* SUPPLIED ENTRIES
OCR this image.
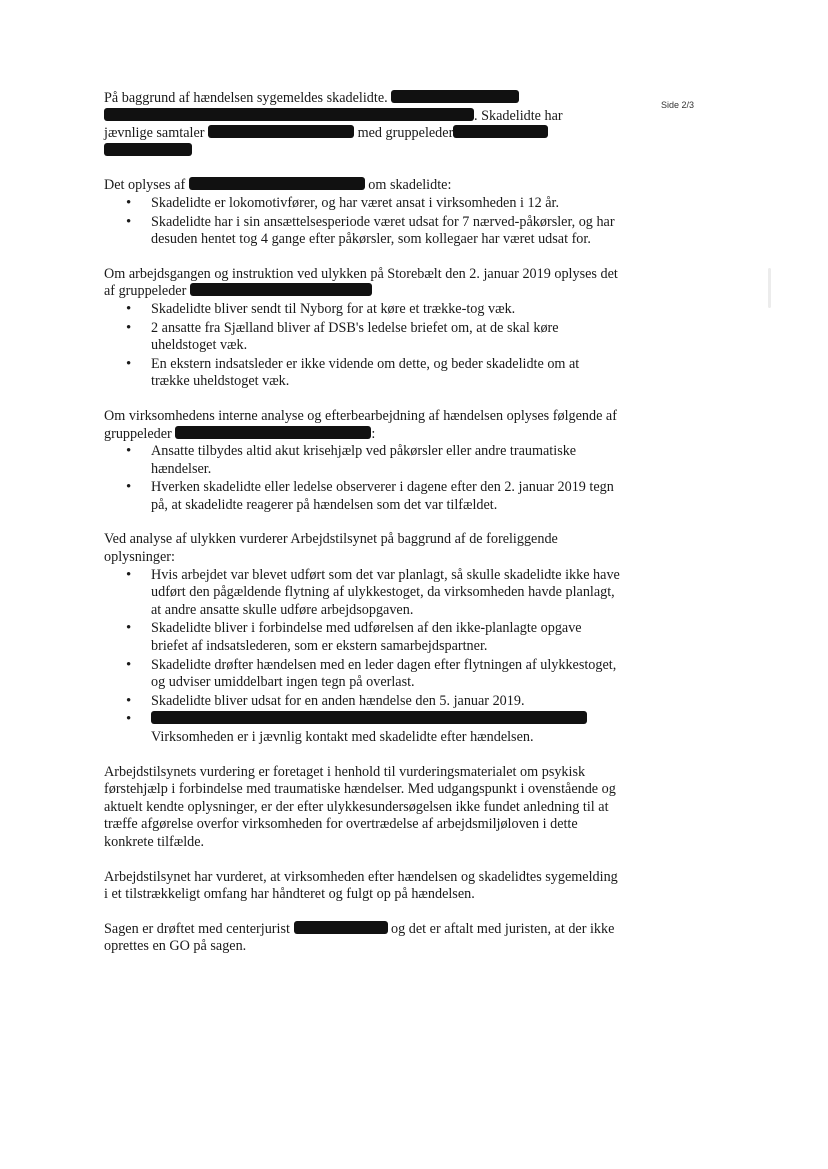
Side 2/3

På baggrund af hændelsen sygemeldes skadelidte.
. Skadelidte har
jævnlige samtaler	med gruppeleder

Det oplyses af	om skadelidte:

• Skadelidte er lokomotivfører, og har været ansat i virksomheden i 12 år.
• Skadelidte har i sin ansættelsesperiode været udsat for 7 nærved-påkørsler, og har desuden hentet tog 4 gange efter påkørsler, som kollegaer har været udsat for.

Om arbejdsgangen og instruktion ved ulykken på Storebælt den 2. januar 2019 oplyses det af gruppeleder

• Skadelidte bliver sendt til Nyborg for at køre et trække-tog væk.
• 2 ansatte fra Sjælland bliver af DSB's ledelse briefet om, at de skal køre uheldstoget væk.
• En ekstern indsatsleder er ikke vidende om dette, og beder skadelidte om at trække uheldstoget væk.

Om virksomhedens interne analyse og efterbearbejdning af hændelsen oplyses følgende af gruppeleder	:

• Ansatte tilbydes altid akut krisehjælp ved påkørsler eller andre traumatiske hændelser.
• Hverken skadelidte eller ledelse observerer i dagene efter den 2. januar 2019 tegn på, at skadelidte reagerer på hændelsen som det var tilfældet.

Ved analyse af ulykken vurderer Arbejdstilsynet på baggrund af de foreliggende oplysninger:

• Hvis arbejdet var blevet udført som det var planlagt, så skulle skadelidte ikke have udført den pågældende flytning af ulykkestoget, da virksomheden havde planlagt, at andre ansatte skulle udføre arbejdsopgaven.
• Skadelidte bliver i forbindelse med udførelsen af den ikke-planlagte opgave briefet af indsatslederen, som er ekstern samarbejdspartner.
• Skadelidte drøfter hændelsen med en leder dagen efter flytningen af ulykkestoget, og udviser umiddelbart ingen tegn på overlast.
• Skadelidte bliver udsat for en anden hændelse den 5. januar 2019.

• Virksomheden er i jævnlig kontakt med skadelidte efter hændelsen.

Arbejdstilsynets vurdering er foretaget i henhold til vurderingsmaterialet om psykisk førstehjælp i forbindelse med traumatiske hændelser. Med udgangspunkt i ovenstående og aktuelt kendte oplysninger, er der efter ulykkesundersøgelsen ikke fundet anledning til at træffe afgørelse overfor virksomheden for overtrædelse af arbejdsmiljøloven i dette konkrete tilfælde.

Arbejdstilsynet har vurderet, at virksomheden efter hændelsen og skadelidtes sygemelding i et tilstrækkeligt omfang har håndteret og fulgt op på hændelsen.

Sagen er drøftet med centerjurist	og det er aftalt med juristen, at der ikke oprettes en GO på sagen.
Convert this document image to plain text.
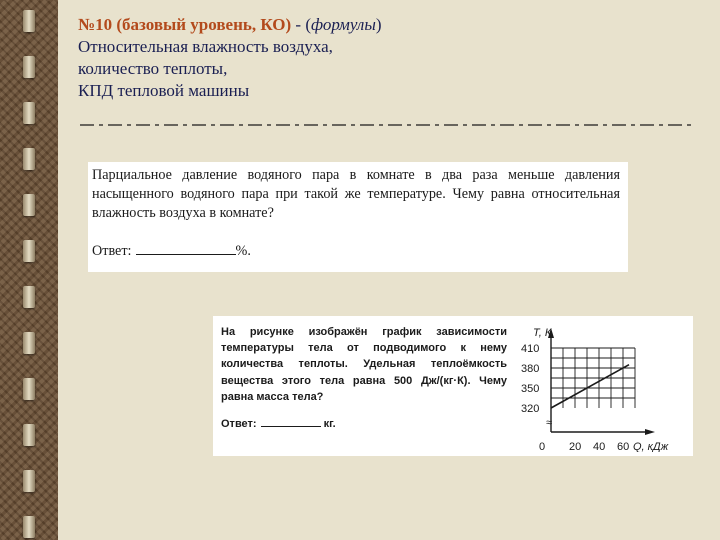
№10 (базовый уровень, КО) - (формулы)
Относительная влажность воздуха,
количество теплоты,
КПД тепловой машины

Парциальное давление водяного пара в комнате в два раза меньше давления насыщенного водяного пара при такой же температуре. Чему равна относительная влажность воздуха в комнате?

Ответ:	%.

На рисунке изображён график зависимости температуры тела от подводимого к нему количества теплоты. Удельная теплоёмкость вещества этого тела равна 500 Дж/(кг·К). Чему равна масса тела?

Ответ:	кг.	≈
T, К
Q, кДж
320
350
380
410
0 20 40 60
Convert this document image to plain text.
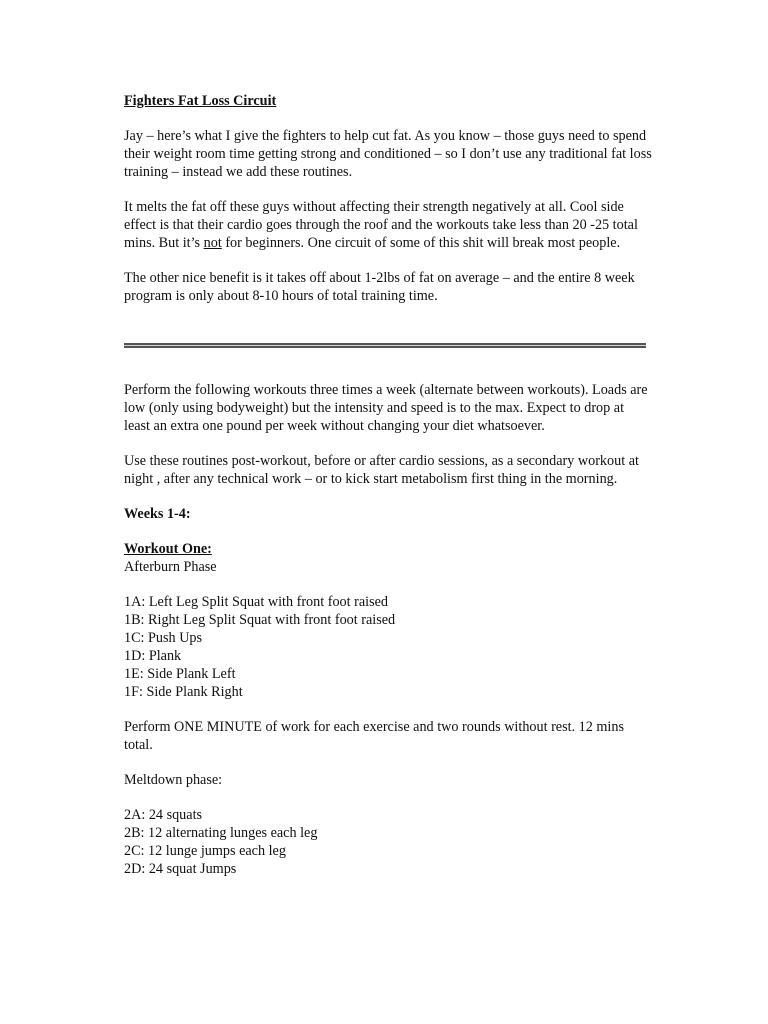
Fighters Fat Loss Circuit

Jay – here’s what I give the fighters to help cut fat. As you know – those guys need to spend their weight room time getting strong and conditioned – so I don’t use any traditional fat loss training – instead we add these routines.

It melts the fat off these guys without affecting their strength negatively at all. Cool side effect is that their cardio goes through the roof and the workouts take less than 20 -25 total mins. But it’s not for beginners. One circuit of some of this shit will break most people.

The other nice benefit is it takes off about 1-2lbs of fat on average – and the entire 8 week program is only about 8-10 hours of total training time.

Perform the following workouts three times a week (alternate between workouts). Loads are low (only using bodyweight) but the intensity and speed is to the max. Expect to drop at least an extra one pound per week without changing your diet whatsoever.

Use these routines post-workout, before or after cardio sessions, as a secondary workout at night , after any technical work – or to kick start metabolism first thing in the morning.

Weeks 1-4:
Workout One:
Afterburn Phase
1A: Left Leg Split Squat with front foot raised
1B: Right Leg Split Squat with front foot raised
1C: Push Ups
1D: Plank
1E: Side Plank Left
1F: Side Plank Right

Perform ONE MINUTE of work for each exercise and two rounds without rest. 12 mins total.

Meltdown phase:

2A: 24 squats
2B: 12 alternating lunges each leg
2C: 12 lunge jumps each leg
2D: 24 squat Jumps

* EXERCISE REQUIREMENTS
Of the lines in the material, how many contain the word "påkørsler"? Reply with the number and nothing else.

* RIGHT ANSWER
2